OBJECTIVE ▸ Rewrite the listing below with every instance of "Circle shape" replaced by "Round marker", leaving everything else unchanged.

GIVEN INFORMATION ▸
## START
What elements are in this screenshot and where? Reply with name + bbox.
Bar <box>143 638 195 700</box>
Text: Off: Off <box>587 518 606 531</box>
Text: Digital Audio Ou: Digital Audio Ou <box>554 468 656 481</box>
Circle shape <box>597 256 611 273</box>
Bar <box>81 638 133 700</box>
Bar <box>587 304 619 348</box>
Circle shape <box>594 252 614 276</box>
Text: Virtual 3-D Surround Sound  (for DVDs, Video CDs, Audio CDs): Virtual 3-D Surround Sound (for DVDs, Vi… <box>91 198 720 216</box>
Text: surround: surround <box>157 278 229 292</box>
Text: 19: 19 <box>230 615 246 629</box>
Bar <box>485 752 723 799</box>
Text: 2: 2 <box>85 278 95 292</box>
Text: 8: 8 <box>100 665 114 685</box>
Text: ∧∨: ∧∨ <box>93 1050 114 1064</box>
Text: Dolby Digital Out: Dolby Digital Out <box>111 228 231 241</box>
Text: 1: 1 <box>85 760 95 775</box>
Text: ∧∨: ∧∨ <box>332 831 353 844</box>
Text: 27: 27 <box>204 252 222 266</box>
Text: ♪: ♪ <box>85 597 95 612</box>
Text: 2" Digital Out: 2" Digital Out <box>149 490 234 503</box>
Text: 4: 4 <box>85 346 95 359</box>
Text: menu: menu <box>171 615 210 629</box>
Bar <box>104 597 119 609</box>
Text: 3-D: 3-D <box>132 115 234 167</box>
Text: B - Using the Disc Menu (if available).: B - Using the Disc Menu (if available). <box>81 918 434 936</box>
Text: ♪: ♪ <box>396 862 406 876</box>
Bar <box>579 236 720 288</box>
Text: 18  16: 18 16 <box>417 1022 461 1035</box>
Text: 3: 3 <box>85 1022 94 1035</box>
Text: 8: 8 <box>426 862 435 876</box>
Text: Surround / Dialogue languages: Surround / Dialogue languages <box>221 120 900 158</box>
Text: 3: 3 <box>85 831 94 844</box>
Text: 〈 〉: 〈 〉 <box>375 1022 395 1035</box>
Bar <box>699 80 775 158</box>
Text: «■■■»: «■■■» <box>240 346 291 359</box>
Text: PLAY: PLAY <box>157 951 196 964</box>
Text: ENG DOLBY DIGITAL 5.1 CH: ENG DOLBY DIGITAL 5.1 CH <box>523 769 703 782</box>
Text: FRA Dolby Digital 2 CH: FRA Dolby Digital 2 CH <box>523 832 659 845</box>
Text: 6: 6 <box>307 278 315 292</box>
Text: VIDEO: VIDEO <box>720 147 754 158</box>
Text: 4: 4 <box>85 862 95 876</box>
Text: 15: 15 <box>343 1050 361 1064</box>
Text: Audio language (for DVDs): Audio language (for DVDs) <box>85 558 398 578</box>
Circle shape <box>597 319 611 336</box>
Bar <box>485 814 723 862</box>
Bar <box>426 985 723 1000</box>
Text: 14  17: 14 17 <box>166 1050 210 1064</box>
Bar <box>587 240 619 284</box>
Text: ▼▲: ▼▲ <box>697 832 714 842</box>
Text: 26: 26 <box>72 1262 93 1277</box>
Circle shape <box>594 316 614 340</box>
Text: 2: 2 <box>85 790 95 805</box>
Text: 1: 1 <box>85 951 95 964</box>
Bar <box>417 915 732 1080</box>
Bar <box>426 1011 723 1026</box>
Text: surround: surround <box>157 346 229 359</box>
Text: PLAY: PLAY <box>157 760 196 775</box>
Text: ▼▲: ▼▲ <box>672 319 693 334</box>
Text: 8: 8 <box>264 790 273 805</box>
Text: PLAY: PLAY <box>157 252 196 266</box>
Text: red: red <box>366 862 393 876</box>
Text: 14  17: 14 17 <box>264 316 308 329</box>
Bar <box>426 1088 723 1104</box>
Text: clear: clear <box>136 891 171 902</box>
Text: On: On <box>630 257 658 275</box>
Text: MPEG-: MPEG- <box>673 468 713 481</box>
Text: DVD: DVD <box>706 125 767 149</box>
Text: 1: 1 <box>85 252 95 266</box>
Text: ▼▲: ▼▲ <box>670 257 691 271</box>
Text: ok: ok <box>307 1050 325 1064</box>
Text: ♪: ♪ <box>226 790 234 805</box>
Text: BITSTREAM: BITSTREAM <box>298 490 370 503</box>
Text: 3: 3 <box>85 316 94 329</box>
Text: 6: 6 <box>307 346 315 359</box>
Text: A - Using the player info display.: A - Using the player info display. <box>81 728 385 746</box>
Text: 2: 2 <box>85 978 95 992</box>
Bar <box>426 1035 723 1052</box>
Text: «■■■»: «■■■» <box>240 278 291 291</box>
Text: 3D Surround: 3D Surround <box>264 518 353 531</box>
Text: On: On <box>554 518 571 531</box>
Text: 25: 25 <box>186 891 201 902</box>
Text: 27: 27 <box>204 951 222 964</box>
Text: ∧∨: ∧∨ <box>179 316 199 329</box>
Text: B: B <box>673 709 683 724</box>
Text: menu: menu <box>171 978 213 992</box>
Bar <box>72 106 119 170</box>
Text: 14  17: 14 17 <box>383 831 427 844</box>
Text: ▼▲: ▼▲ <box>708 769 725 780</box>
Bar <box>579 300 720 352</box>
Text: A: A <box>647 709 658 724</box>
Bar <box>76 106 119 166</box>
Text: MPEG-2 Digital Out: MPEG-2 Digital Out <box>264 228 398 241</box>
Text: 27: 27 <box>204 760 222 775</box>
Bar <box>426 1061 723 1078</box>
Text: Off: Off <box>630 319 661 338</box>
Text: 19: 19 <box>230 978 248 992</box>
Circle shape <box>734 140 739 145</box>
## END
TASK RESULT ▸
What elements are in this screenshot and where? Reply with name + bbox.
Bar <box>143 638 195 700</box>
Text: Off: Off <box>587 518 606 531</box>
Text: Digital Audio Ou: Digital Audio Ou <box>554 468 656 481</box>
Round marker <box>597 256 611 273</box>
Bar <box>81 638 133 700</box>
Bar <box>587 304 619 348</box>
Round marker <box>594 252 614 276</box>
Text: Virtual 3-D Surround Sound  (for DVDs, Video CDs, Audio CDs): Virtual 3-D Surround Sound (for DVDs, Vi… <box>91 198 720 216</box>
Text: surround: surround <box>157 278 229 292</box>
Text: 19: 19 <box>230 615 246 629</box>
Bar <box>485 752 723 799</box>
Text: 2: 2 <box>85 278 95 292</box>
Text: 8: 8 <box>100 665 114 685</box>
Text: ∧∨: ∧∨ <box>93 1050 114 1064</box>
Text: Dolby Digital Out: Dolby Digital Out <box>111 228 231 241</box>
Text: 1: 1 <box>85 760 95 775</box>
Text: ∧∨: ∧∨ <box>332 831 353 844</box>
Text: 27: 27 <box>204 252 222 266</box>
Text: ♪: ♪ <box>85 597 95 612</box>
Text: 2" Digital Out: 2" Digital Out <box>149 490 234 503</box>
Text: 4: 4 <box>85 346 95 359</box>
Text: menu: menu <box>171 615 210 629</box>
Bar <box>104 597 119 609</box>
Text: 3-D: 3-D <box>132 115 234 167</box>
Text: B - Using the Disc Menu (if available).: B - Using the Disc Menu (if available). <box>81 918 434 936</box>
Text: ♪: ♪ <box>396 862 406 876</box>
Bar <box>579 236 720 288</box>
Text: 18  16: 18 16 <box>417 1022 461 1035</box>
Text: 3: 3 <box>85 1022 94 1035</box>
Text: 8: 8 <box>426 862 435 876</box>
Text: Surround / Dialogue languages: Surround / Dialogue languages <box>221 120 900 158</box>
Text: 3: 3 <box>85 831 94 844</box>
Text: 〈 〉: 〈 〉 <box>375 1022 395 1035</box>
Bar <box>699 80 775 158</box>
Text: «■■■»: «■■■» <box>240 346 291 359</box>
Text: PLAY: PLAY <box>157 951 196 964</box>
Text: ENG DOLBY DIGITAL 5.1 CH: ENG DOLBY DIGITAL 5.1 CH <box>523 769 703 782</box>
Text: FRA Dolby Digital 2 CH: FRA Dolby Digital 2 CH <box>523 832 659 845</box>
Text: 6: 6 <box>307 278 315 292</box>
Text: VIDEO: VIDEO <box>720 147 754 158</box>
Text: 4: 4 <box>85 862 95 876</box>
Text: 15: 15 <box>343 1050 361 1064</box>
Text: Audio language (for DVDs): Audio language (for DVDs) <box>85 558 398 578</box>
Round marker <box>597 319 611 336</box>
Bar <box>485 814 723 862</box>
Bar <box>426 985 723 1000</box>
Text: 14  17: 14 17 <box>166 1050 210 1064</box>
Bar <box>587 240 619 284</box>
Text: ▼▲: ▼▲ <box>697 832 714 842</box>
Text: 26: 26 <box>72 1262 93 1277</box>
Round marker <box>594 316 614 340</box>
Text: 2: 2 <box>85 790 95 805</box>
Text: 1: 1 <box>85 951 95 964</box>
Bar <box>417 915 732 1080</box>
Bar <box>426 1011 723 1026</box>
Text: surround: surround <box>157 346 229 359</box>
Text: PLAY: PLAY <box>157 760 196 775</box>
Text: ▼▲: ▼▲ <box>672 319 693 334</box>
Text: 8: 8 <box>264 790 273 805</box>
Text: PLAY: PLAY <box>157 252 196 266</box>
Text: red: red <box>366 862 393 876</box>
Text: 14  17: 14 17 <box>264 316 308 329</box>
Bar <box>426 1088 723 1104</box>
Text: clear: clear <box>136 891 171 902</box>
Text: On: On <box>630 257 658 275</box>
Text: MPEG-: MPEG- <box>673 468 713 481</box>
Text: DVD: DVD <box>706 125 767 149</box>
Text: 1: 1 <box>85 252 95 266</box>
Text: ▼▲: ▼▲ <box>670 257 691 271</box>
Text: ok: ok <box>307 1050 325 1064</box>
Text: ♪: ♪ <box>226 790 234 805</box>
Text: BITSTREAM: BITSTREAM <box>298 490 370 503</box>
Text: 3: 3 <box>85 316 94 329</box>
Text: 6: 6 <box>307 346 315 359</box>
Text: A - Using the player info display.: A - Using the player info display. <box>81 728 385 746</box>
Text: 2: 2 <box>85 978 95 992</box>
Bar <box>426 1035 723 1052</box>
Text: «■■■»: «■■■» <box>240 278 291 291</box>
Text: 3D Surround: 3D Surround <box>264 518 353 531</box>
Text: On: On <box>554 518 571 531</box>
Text: 25: 25 <box>186 891 201 902</box>
Text: 27: 27 <box>204 951 222 964</box>
Text: ∧∨: ∧∨ <box>179 316 199 329</box>
Text: B: B <box>673 709 683 724</box>
Text: menu: menu <box>171 978 213 992</box>
Bar <box>72 106 119 170</box>
Text: 14  17: 14 17 <box>383 831 427 844</box>
Text: ▼▲: ▼▲ <box>708 769 725 780</box>
Bar <box>579 300 720 352</box>
Text: A: A <box>647 709 658 724</box>
Bar <box>76 106 119 166</box>
Text: MPEG-2 Digital Out: MPEG-2 Digital Out <box>264 228 398 241</box>
Text: 27: 27 <box>204 760 222 775</box>
Bar <box>426 1061 723 1078</box>
Text: Off: Off <box>630 319 661 338</box>
Text: 19: 19 <box>230 978 248 992</box>
Round marker <box>734 140 739 145</box>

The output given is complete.